▶ [DATA]
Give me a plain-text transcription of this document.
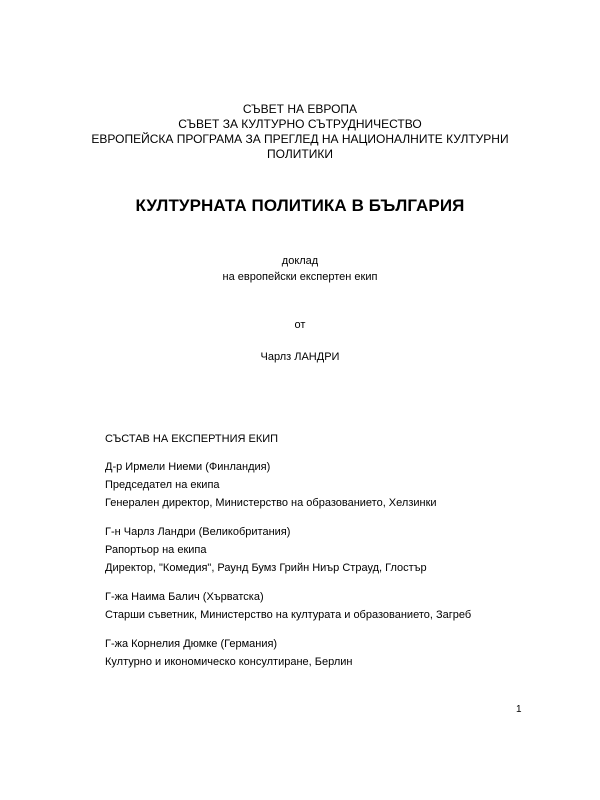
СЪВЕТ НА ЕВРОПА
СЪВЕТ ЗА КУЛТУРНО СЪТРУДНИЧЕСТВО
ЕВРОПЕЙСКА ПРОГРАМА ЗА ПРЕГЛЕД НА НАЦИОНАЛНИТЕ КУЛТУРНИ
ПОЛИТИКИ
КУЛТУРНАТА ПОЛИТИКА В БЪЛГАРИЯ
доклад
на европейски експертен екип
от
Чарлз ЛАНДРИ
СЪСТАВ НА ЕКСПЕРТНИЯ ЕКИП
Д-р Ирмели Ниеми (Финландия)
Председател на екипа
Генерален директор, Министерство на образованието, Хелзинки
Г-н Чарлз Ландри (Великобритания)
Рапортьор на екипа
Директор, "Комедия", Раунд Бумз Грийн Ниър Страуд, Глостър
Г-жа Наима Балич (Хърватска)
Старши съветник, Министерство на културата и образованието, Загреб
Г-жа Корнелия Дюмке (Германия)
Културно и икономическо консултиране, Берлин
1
--
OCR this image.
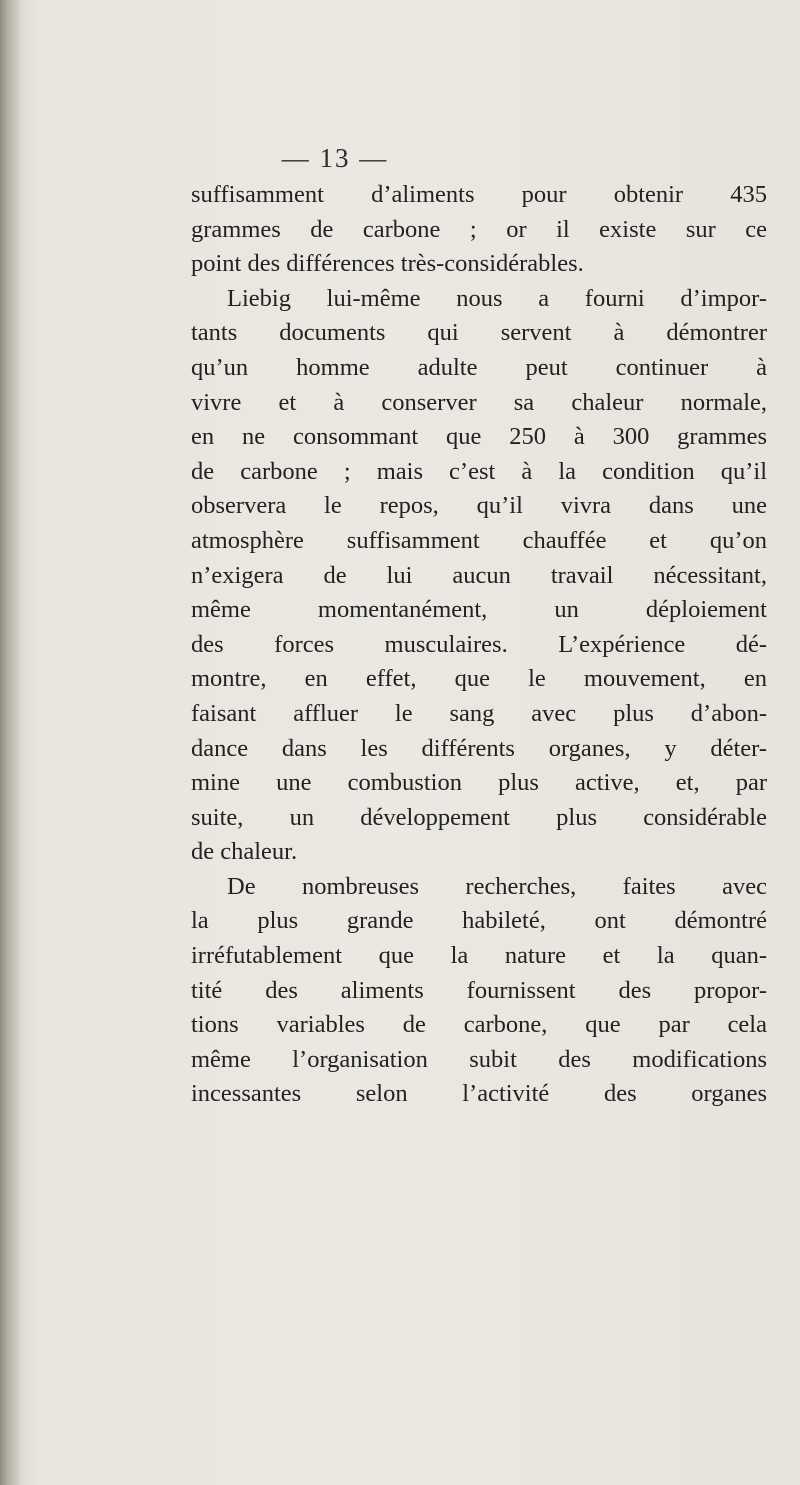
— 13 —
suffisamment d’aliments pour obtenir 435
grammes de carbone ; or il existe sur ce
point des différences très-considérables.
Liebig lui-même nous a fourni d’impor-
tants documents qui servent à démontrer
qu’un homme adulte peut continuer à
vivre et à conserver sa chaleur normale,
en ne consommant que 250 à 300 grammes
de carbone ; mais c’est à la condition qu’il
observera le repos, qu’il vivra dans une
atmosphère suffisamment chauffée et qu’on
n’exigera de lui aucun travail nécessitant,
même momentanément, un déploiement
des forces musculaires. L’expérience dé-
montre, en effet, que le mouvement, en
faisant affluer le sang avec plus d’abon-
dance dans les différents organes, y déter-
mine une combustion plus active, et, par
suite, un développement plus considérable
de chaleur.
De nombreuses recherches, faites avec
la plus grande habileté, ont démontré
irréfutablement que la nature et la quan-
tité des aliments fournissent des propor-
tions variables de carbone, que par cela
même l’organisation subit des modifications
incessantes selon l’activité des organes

▶ [TASK BRIEF]
Wherever the string "suffisamment" appears in the entries above, list that line.

▶ [EXERCISE RESPONSE]
suffisamment d’aliments pour obtenir 435
atmosphère suffisamment chauffée et qu’on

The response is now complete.